Reproduce the listing below without changes, except that pictures are left out.

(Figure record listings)
<<<<
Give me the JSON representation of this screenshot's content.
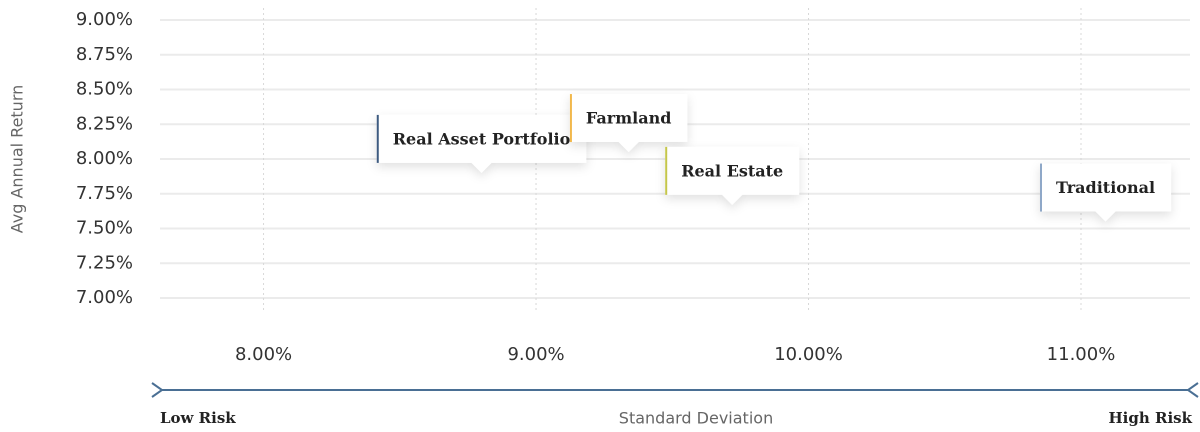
{
  "chart_data": {
    "type": "scatter",
    "x_label": "Standard Deviation",
    "y_label": "Avg Annual Return",
    "x_low_label": "Low Risk",
    "x_high_label": "High Risk",
    "series": [
      {
        "name": "Real Asset Portfolio",
        "color": "#3d5a80",
        "x": [
          8.8
        ],
        "values": [
          7.9
        ]
      },
      {
        "name": "Farmland",
        "color": "#f2b84b",
        "x": [
          9.34
        ],
        "values": [
          8.05
        ]
      },
      {
        "name": "Real Estate",
        "color": "#c5c64a",
        "x": [
          9.72
        ],
        "values": [
          7.67
        ]
      },
      {
        "name": "Traditional",
        "color": "#8fa8c8",
        "x": [
          11.09
        ],
        "values": [
          7.55
        ]
      }
    ],
    "xlim": [
      7.62,
      11.4
    ],
    "ylim": [
      7,
      9
    ],
    "xticks": [
      {
        "value": 8,
        "label": "8.00%"
      },
      {
        "value": 9,
        "label": "9.00%"
      },
      {
        "value": 10,
        "label": "10.00%"
      },
      {
        "value": 11,
        "label": "11.00%"
      }
    ],
    "yticks": [
      {
        "value": 7,
        "label": "7.00%"
      },
      {
        "value": 7.25,
        "label": "7.25%"
      },
      {
        "value": 7.5,
        "label": "7.50%"
      },
      {
        "value": 7.75,
        "label": "7.75%"
      },
      {
        "value": 8,
        "label": "8.00%"
      },
      {
        "value": 8.25,
        "label": "8.25%"
      },
      {
        "value": 8.5,
        "label": "8.50%"
      },
      {
        "value": 8.75,
        "label": "8.75%"
      },
      {
        "value": 9,
        "label": "9.00%"
      }
    ],
    "grid": true
  }
}
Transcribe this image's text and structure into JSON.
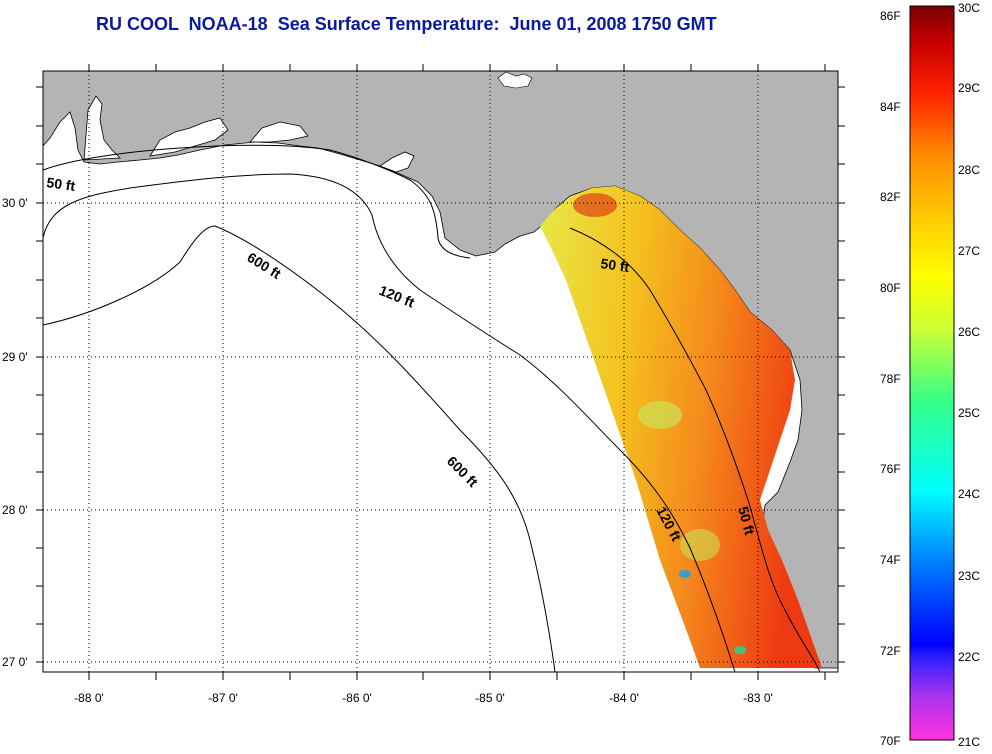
{
  "title": "RU COOL  NOAA-18  Sea Surface Temperature:  June 01, 2008 1750 GMT",
  "map": {
    "lon_ticks": [
      "-88 0'",
      "-87 0'",
      "-86 0'",
      "-85 0'",
      "-84 0'",
      "-83 0'"
    ],
    "lat_ticks": [
      "30 0'",
      "29 0'",
      "28 0'",
      "27 0'"
    ],
    "extent": {
      "lon": [
        -88.35,
        -82.35
      ],
      "lat": [
        26.95,
        30.95
      ]
    },
    "grid": "dotted",
    "contours": [
      {
        "label": "50 ft"
      },
      {
        "label": "120 ft"
      },
      {
        "label": "600 ft"
      },
      {
        "label": "50 ft"
      },
      {
        "label": "600 ft"
      },
      {
        "label": "120 ft"
      },
      {
        "label": "50 ft"
      }
    ],
    "land_color": "#b4b4b4",
    "water_color": "#ffffff"
  },
  "colorbar": {
    "fahrenheit": [
      "86F",
      "84F",
      "82F",
      "80F",
      "78F",
      "76F",
      "74F",
      "72F",
      "70F"
    ],
    "celsius": [
      "30C",
      "29C",
      "28C",
      "27C",
      "26C",
      "25C",
      "24C",
      "23C",
      "22C",
      "21C"
    ],
    "range_c": [
      21,
      30
    ],
    "colors": [
      "#ff33cc",
      "#6633ff",
      "#0000ff",
      "#0099ff",
      "#00ffff",
      "#33ff99",
      "#ccff33",
      "#ffff00",
      "#ffcc00",
      "#ff8800",
      "#ff2200",
      "#b00000",
      "#800000"
    ]
  }
}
>>>>
EXERCISE RESULT ::
Give me the JSON representation of this screenshot's content.
{
  "chart_data": {
    "type": "scatter",
    "x_label": "Standard Deviation",
    "y_label": "Avg Annual Return",
    "x_low_label": "Low Risk",
    "x_high_label": "High Risk",
    "series": [
      {
        "name": "Real Asset Portfolio",
        "color": "#3d5a80",
        "x": [
          8.8
        ],
        "values": [
          7.9
        ]
      },
      {
        "name": "Farmland",
        "color": "#f2b84b",
        "x": [
          9.34
        ],
        "values": [
          8.05
        ]
      },
      {
        "name": "Real Estate",
        "color": "#c5c64a",
        "x": [
          9.72
        ],
        "values": [
          7.67
        ]
      },
      {
        "name": "Traditional",
        "color": "#8fa8c8",
        "x": [
          11.09
        ],
        "values": [
          7.55
        ]
      }
    ],
    "xlim": [
      7.62,
      11.4
    ],
    "ylim": [
      7,
      9
    ],
    "xticks": [
      {
        "value": 8,
        "label": "8.00%"
      },
      {
        "value": 9,
        "label": "9.00%"
      },
      {
        "value": 10,
        "label": "10.00%"
      },
      {
        "value": 11,
        "label": "11.00%"
      }
    ],
    "yticks": [
      {
        "value": 7,
        "label": "7.00%"
      },
      {
        "value": 7.25,
        "label": "7.25%"
      },
      {
        "value": 7.5,
        "label": "7.50%"
      },
      {
        "value": 7.75,
        "label": "7.75%"
      },
      {
        "value": 8,
        "label": "8.00%"
      },
      {
        "value": 8.25,
        "label": "8.25%"
      },
      {
        "value": 8.5,
        "label": "8.50%"
      },
      {
        "value": 8.75,
        "label": "8.75%"
      },
      {
        "value": 9,
        "label": "9.00%"
      }
    ],
    "grid": true
  }
}
Transcribe this image's text and structure into JSON.
{
  "title": "RU COOL  NOAA-18  Sea Surface Temperature:  June 01, 2008 1750 GMT",
  "map": {
    "lon_ticks": [
      "-88 0'",
      "-87 0'",
      "-86 0'",
      "-85 0'",
      "-84 0'",
      "-83 0'"
    ],
    "lat_ticks": [
      "30 0'",
      "29 0'",
      "28 0'",
      "27 0'"
    ],
    "extent": {
      "lon": [
        -88.35,
        -82.35
      ],
      "lat": [
        26.95,
        30.95
      ]
    },
    "grid": "dotted",
    "contours": [
      {
        "label": "50 ft"
      },
      {
        "label": "120 ft"
      },
      {
        "label": "600 ft"
      },
      {
        "label": "50 ft"
      },
      {
        "label": "600 ft"
      },
      {
        "label": "120 ft"
      },
      {
        "label": "50 ft"
      }
    ],
    "land_color": "#b4b4b4",
    "water_color": "#ffffff"
  },
  "colorbar": {
    "fahrenheit": [
      "86F",
      "84F",
      "82F",
      "80F",
      "78F",
      "76F",
      "74F",
      "72F",
      "70F"
    ],
    "celsius": [
      "30C",
      "29C",
      "28C",
      "27C",
      "26C",
      "25C",
      "24C",
      "23C",
      "22C",
      "21C"
    ],
    "range_c": [
      21,
      30
    ],
    "colors": [
      "#ff33cc",
      "#6633ff",
      "#0000ff",
      "#0099ff",
      "#00ffff",
      "#33ff99",
      "#ccff33",
      "#ffff00",
      "#ffcc00",
      "#ff8800",
      "#ff2200",
      "#b00000",
      "#800000"
    ]
  }
}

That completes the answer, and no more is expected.